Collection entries

'''

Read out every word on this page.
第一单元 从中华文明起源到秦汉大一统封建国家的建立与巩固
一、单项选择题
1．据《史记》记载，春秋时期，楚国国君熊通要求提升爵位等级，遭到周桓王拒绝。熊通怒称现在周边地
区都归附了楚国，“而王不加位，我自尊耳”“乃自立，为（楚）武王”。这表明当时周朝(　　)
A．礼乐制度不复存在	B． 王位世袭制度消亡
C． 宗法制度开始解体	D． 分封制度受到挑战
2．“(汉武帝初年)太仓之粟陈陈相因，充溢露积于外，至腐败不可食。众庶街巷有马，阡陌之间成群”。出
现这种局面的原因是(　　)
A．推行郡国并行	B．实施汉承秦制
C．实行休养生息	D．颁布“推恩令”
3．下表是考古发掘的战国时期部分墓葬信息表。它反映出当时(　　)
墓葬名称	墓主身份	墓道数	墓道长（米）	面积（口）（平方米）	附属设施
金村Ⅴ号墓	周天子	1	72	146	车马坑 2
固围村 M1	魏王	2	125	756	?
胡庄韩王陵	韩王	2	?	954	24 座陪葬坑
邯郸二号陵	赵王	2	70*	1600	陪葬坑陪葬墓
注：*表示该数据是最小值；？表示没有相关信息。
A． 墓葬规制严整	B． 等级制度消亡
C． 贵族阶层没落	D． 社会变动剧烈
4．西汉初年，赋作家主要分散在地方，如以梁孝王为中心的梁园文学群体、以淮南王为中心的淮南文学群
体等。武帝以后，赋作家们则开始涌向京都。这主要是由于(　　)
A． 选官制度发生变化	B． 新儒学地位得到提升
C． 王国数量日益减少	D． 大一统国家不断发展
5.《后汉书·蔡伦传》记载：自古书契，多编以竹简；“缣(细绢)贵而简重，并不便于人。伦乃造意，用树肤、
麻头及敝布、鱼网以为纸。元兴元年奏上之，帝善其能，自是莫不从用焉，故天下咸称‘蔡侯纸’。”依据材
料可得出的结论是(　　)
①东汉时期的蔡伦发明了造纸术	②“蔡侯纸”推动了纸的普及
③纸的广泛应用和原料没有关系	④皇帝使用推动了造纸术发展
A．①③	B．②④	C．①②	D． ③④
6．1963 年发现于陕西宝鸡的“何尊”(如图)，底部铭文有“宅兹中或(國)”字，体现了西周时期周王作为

'''
'''

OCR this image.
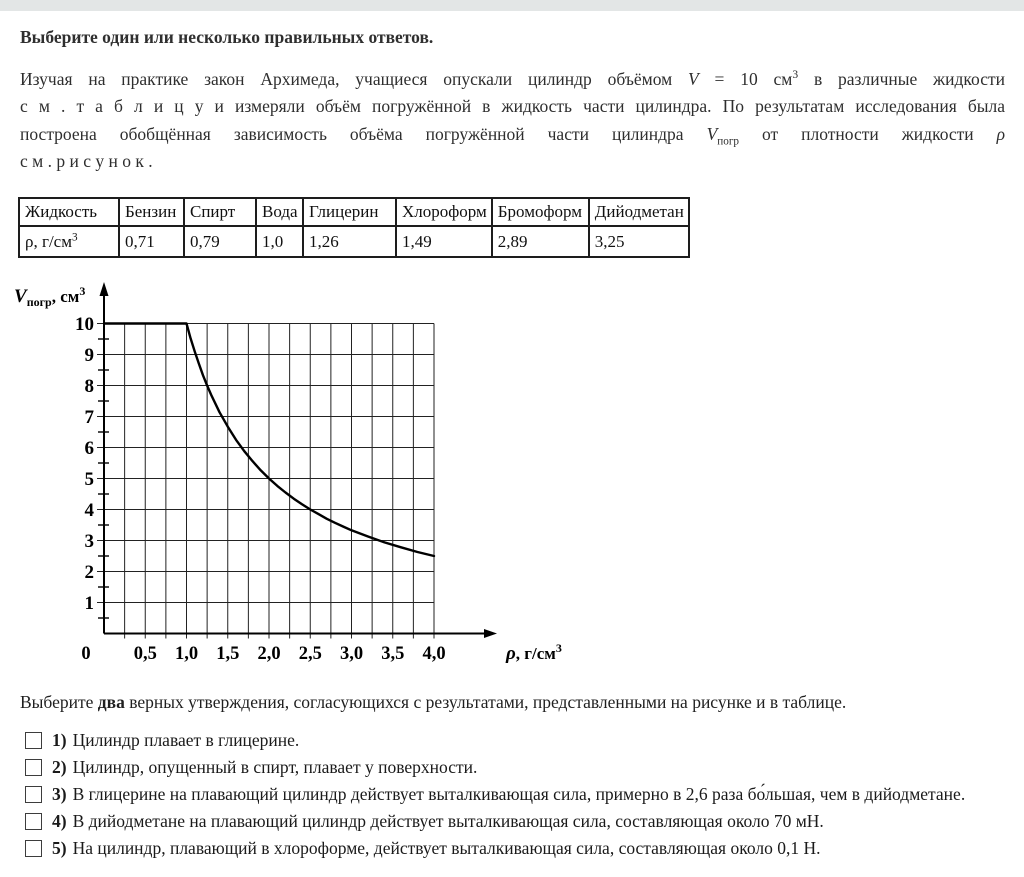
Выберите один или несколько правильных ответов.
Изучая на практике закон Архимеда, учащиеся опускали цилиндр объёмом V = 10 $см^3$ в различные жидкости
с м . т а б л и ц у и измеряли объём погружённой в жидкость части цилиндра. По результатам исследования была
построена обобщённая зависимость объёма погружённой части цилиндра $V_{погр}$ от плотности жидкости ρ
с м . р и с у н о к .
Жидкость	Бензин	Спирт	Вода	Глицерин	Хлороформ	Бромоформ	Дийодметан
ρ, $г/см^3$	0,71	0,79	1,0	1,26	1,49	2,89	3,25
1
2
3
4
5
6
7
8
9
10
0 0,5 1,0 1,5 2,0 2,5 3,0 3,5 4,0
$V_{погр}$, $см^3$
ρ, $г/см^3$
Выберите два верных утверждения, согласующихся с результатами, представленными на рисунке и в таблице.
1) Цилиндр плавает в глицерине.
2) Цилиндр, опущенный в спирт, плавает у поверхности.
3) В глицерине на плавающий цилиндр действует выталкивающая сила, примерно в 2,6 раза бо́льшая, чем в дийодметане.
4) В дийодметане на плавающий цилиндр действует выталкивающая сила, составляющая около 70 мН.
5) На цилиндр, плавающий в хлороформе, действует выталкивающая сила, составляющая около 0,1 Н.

'''

Return every line containing "Выберите".

## EXERCISE ANSWER
Выберите один или несколько правильных ответов.
Выберите два верных утверждения, согласующихся с результатами, представленными на рисунке и в таблице.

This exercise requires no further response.